=== GIVEN REQUEST ===
Gather all lines with the word "document" in them.

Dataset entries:
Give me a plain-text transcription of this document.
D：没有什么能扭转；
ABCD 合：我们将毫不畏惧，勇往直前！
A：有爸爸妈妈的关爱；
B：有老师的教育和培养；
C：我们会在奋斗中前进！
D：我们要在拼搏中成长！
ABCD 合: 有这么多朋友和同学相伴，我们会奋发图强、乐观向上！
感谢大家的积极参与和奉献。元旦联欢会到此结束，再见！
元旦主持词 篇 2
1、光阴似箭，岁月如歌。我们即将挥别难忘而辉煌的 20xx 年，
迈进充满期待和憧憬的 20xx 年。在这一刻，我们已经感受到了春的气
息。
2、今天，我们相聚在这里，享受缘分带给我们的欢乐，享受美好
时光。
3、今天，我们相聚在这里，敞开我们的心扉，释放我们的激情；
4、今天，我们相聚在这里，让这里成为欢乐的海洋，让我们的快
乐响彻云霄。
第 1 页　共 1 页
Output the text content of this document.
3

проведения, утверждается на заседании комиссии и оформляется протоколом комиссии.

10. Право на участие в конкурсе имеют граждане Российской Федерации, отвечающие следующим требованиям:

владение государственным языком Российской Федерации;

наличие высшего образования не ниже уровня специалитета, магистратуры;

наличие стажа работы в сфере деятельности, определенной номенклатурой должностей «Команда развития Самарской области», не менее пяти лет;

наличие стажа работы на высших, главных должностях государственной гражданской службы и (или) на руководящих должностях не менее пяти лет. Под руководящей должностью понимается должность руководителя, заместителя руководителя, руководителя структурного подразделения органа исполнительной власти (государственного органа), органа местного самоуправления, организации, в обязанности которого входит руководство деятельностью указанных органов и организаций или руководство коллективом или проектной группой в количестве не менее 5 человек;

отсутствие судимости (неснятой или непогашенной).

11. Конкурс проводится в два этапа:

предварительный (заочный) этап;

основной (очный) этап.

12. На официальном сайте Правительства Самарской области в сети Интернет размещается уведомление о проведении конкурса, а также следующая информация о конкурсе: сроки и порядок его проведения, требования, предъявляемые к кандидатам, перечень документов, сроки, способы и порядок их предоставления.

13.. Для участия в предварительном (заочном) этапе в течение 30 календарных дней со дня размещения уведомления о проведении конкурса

=== TASK SOLUTION ===
Give me a plain-text transcription of this document.
Output the text content of this document.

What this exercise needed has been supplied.